▶ _DO THIS_: Images appear in the records below; leave them out and repeat everything else exactly.

▶ _SUPPLIED DATA_:
==================================================
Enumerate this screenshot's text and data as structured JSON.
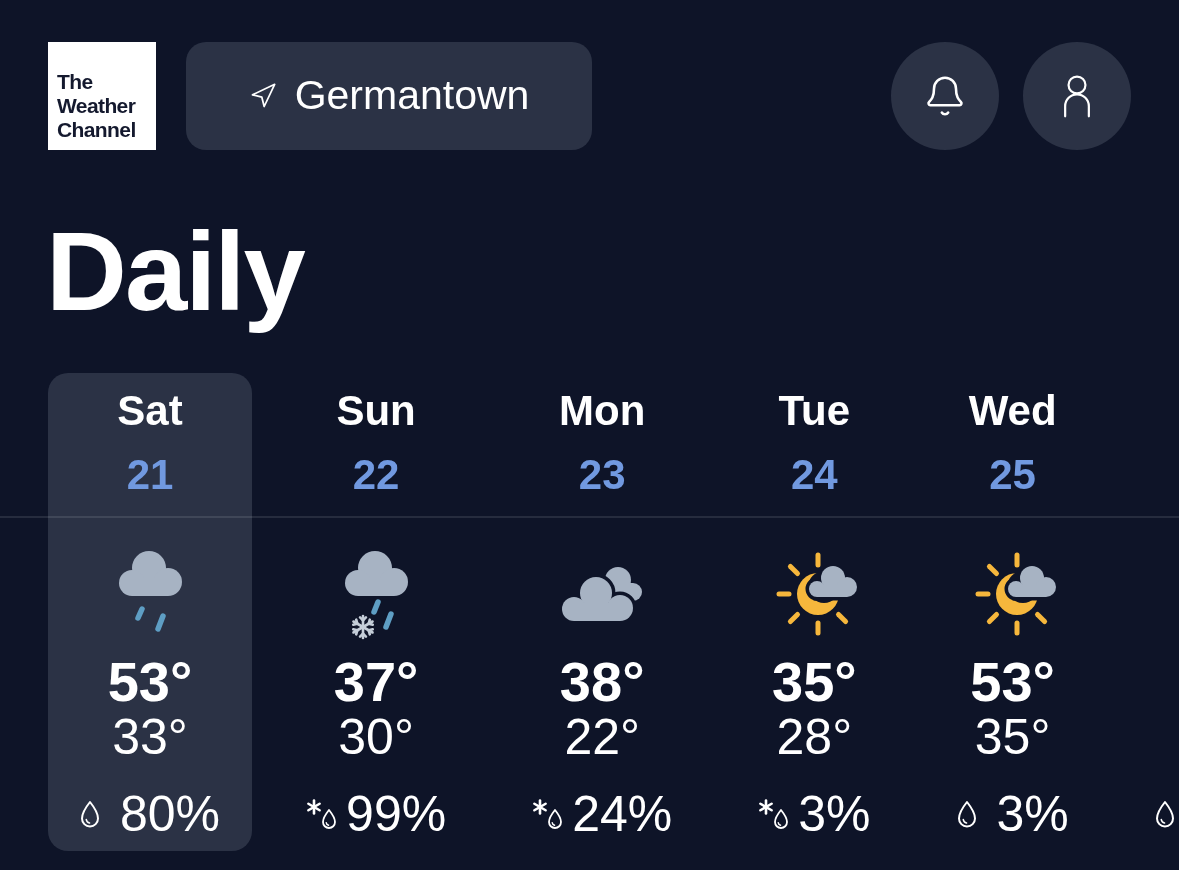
{
  "header": {
    "logo_text": "The Weather Channel",
    "location": "Germantown"
  },
  "title": "Daily",
  "days": [
    {
      "day": "Sat",
      "date": "21",
      "weather": {
        "kind": "rain"
      },
      "high": "53°",
      "low": "33°",
      "precip": {
        "kind": "rain",
        "value": "80%"
      },
      "selected": true
    },
    {
      "day": "Sun",
      "date": "22",
      "weather": {
        "kind": "snow-rain"
      },
      "high": "37°",
      "low": "30°",
      "precip": {
        "kind": "mix",
        "value": "99%"
      },
      "selected": false
    },
    {
      "day": "Mon",
      "date": "23",
      "weather": {
        "kind": "cloudy"
      },
      "high": "38°",
      "low": "22°",
      "precip": {
        "kind": "mix",
        "value": "24%"
      },
      "selected": false
    },
    {
      "day": "Tue",
      "date": "24",
      "weather": {
        "kind": "partly-cloudy"
      },
      "high": "35°",
      "low": "28°",
      "precip": {
        "kind": "mix",
        "value": "3%"
      },
      "selected": false
    },
    {
      "day": "Wed",
      "date": "25",
      "weather": {
        "kind": "partly-cloudy"
      },
      "high": "53°",
      "low": "35°",
      "precip": {
        "kind": "rain",
        "value": "3%"
      },
      "selected": false
    },
    {
      "precip": {
        "kind": "rain"
      },
      "selected": false
    }
  ]
}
==================================================
▶ _ANSWER IN FULL_:
Enumerate this screenshot's text and data as structured JSON.
{
  "header": {
    "logo_text": "The Weather Channel",
    "location": "Germantown"
  },
  "title": "Daily",
  "days": [
    {
      "day": "Sat",
      "date": "21",
      "weather": {
        "kind": "rain"
      },
      "high": "53°",
      "low": "33°",
      "precip": {
        "kind": "rain",
        "value": "80%"
      },
      "selected": true
    },
    {
      "day": "Sun",
      "date": "22",
      "weather": {
        "kind": "snow-rain"
      },
      "high": "37°",
      "low": "30°",
      "precip": {
        "kind": "mix",
        "value": "99%"
      },
      "selected": false
    },
    {
      "day": "Mon",
      "date": "23",
      "weather": {
        "kind": "cloudy"
      },
      "high": "38°",
      "low": "22°",
      "precip": {
        "kind": "mix",
        "value": "24%"
      },
      "selected": false
    },
    {
      "day": "Tue",
      "date": "24",
      "weather": {
        "kind": "partly-cloudy"
      },
      "high": "35°",
      "low": "28°",
      "precip": {
        "kind": "mix",
        "value": "3%"
      },
      "selected": false
    },
    {
      "day": "Wed",
      "date": "25",
      "weather": {
        "kind": "partly-cloudy"
      },
      "high": "53°",
      "low": "35°",
      "precip": {
        "kind": "rain",
        "value": "3%"
      },
      "selected": false
    },
    {
      "precip": {
        "kind": "rain"
      },
      "selected": false
    }
  ]
}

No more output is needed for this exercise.